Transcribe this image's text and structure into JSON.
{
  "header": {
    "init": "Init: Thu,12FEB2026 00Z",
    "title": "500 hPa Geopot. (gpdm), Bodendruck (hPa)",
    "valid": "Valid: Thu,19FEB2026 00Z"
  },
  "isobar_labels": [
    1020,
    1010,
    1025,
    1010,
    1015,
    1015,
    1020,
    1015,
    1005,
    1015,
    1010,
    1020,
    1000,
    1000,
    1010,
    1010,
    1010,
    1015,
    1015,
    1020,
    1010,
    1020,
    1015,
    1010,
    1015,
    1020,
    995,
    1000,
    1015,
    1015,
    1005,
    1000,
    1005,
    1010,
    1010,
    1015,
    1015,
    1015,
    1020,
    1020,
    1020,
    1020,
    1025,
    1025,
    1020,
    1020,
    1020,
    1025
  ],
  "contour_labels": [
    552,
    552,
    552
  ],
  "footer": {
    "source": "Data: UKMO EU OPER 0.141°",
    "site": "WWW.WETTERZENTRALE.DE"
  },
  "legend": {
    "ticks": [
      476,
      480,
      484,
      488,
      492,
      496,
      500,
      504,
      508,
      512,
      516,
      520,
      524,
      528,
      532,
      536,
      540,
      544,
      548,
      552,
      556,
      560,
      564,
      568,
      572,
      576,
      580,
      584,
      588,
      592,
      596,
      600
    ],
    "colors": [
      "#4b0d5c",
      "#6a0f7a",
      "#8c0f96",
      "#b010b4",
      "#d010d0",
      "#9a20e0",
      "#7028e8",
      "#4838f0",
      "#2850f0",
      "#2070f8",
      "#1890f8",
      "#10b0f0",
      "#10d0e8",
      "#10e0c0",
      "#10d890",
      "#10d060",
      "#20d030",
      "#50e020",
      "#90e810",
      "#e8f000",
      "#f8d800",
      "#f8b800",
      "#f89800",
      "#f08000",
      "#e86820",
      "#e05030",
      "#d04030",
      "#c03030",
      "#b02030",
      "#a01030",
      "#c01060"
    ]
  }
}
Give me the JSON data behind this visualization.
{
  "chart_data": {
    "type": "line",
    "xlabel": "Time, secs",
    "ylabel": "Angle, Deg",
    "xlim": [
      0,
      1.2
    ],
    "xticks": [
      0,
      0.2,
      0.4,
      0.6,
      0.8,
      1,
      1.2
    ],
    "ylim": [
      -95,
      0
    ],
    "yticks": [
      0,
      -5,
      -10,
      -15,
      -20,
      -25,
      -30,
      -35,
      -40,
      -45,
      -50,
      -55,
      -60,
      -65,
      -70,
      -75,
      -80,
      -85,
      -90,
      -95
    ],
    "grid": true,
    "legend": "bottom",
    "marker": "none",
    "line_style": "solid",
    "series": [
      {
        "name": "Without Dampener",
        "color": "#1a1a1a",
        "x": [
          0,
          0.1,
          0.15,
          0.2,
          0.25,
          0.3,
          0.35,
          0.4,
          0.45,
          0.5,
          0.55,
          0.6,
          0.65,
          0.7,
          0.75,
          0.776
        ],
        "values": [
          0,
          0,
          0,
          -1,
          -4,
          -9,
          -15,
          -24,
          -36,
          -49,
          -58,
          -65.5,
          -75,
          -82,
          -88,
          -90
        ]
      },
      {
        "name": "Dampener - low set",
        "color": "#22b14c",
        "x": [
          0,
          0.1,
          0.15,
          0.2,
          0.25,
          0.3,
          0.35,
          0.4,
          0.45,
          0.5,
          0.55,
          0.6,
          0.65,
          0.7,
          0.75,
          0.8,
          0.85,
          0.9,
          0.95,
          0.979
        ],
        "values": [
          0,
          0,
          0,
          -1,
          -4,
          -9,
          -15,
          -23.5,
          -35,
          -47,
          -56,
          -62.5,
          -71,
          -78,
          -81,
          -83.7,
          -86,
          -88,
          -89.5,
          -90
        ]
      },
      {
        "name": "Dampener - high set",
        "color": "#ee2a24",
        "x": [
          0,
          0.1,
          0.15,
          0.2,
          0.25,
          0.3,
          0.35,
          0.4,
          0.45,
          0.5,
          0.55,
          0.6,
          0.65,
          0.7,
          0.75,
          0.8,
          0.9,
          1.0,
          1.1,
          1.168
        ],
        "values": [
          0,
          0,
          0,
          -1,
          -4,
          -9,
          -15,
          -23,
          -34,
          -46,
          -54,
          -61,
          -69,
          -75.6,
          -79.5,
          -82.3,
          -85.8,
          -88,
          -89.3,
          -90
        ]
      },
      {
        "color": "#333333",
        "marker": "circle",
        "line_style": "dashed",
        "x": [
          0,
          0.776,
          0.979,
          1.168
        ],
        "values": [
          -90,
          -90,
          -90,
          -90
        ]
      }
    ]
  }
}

**TASK INSTRUCTIONS:**
The entries above should be repeated exactly, every one of them.

**OUTPUT OF THE EXERCISE:**
Transcribe this image's text and structure into JSON.
{
  "header": {
    "init": "Init: Thu,12FEB2026 00Z",
    "title": "500 hPa Geopot. (gpdm), Bodendruck (hPa)",
    "valid": "Valid: Thu,19FEB2026 00Z"
  },
  "isobar_labels": [
    1020,
    1010,
    1025,
    1010,
    1015,
    1015,
    1020,
    1015,
    1005,
    1015,
    1010,
    1020,
    1000,
    1000,
    1010,
    1010,
    1010,
    1015,
    1015,
    1020,
    1010,
    1020,
    1015,
    1010,
    1015,
    1020,
    995,
    1000,
    1015,
    1015,
    1005,
    1000,
    1005,
    1010,
    1010,
    1015,
    1015,
    1015,
    1020,
    1020,
    1020,
    1020,
    1025,
    1025,
    1020,
    1020,
    1020,
    1025
  ],
  "contour_labels": [
    552,
    552,
    552
  ],
  "footer": {
    "source": "Data: UKMO EU OPER 0.141°",
    "site": "WWW.WETTERZENTRALE.DE"
  },
  "legend": {
    "ticks": [
      476,
      480,
      484,
      488,
      492,
      496,
      500,
      504,
      508,
      512,
      516,
      520,
      524,
      528,
      532,
      536,
      540,
      544,
      548,
      552,
      556,
      560,
      564,
      568,
      572,
      576,
      580,
      584,
      588,
      592,
      596,
      600
    ],
    "colors": [
      "#4b0d5c",
      "#6a0f7a",
      "#8c0f96",
      "#b010b4",
      "#d010d0",
      "#9a20e0",
      "#7028e8",
      "#4838f0",
      "#2850f0",
      "#2070f8",
      "#1890f8",
      "#10b0f0",
      "#10d0e8",
      "#10e0c0",
      "#10d890",
      "#10d060",
      "#20d030",
      "#50e020",
      "#90e810",
      "#e8f000",
      "#f8d800",
      "#f8b800",
      "#f89800",
      "#f08000",
      "#e86820",
      "#e05030",
      "#d04030",
      "#c03030",
      "#b02030",
      "#a01030",
      "#c01060"
    ]
  }
}
Give me the JSON data behind this visualization.
{
  "chart_data": {
    "type": "line",
    "xlabel": "Time, secs",
    "ylabel": "Angle, Deg",
    "xlim": [
      0,
      1.2
    ],
    "xticks": [
      0,
      0.2,
      0.4,
      0.6,
      0.8,
      1,
      1.2
    ],
    "ylim": [
      -95,
      0
    ],
    "yticks": [
      0,
      -5,
      -10,
      -15,
      -20,
      -25,
      -30,
      -35,
      -40,
      -45,
      -50,
      -55,
      -60,
      -65,
      -70,
      -75,
      -80,
      -85,
      -90,
      -95
    ],
    "grid": true,
    "legend": "bottom",
    "marker": "none",
    "line_style": "solid",
    "series": [
      {
        "name": "Without Dampener",
        "color": "#1a1a1a",
        "x": [
          0,
          0.1,
          0.15,
          0.2,
          0.25,
          0.3,
          0.35,
          0.4,
          0.45,
          0.5,
          0.55,
          0.6,
          0.65,
          0.7,
          0.75,
          0.776
        ],
        "values": [
          0,
          0,
          0,
          -1,
          -4,
          -9,
          -15,
          -24,
          -36,
          -49,
          -58,
          -65.5,
          -75,
          -82,
          -88,
          -90
        ]
      },
      {
        "name": "Dampener - low set",
        "color": "#22b14c",
        "x": [
          0,
          0.1,
          0.15,
          0.2,
          0.25,
          0.3,
          0.35,
          0.4,
          0.45,
          0.5,
          0.55,
          0.6,
          0.65,
          0.7,
          0.75,
          0.8,
          0.85,
          0.9,
          0.95,
          0.979
        ],
        "values": [
          0,
          0,
          0,
          -1,
          -4,
          -9,
          -15,
          -23.5,
          -35,
          -47,
          -56,
          -62.5,
          -71,
          -78,
          -81,
          -83.7,
          -86,
          -88,
          -89.5,
          -90
        ]
      },
      {
        "name": "Dampener - high set",
        "color": "#ee2a24",
        "x": [
          0,
          0.1,
          0.15,
          0.2,
          0.25,
          0.3,
          0.35,
          0.4,
          0.45,
          0.5,
          0.55,
          0.6,
          0.65,
          0.7,
          0.75,
          0.8,
          0.9,
          1.0,
          1.1,
          1.168
        ],
        "values": [
          0,
          0,
          0,
          -1,
          -4,
          -9,
          -15,
          -23,
          -34,
          -46,
          -54,
          -61,
          -69,
          -75.6,
          -79.5,
          -82.3,
          -85.8,
          -88,
          -89.3,
          -90
        ]
      },
      {
        "color": "#333333",
        "marker": "circle",
        "line_style": "dashed",
        "x": [
          0,
          0.776,
          0.979,
          1.168
        ],
        "values": [
          -90,
          -90,
          -90,
          -90
        ]
      }
    ]
  }
}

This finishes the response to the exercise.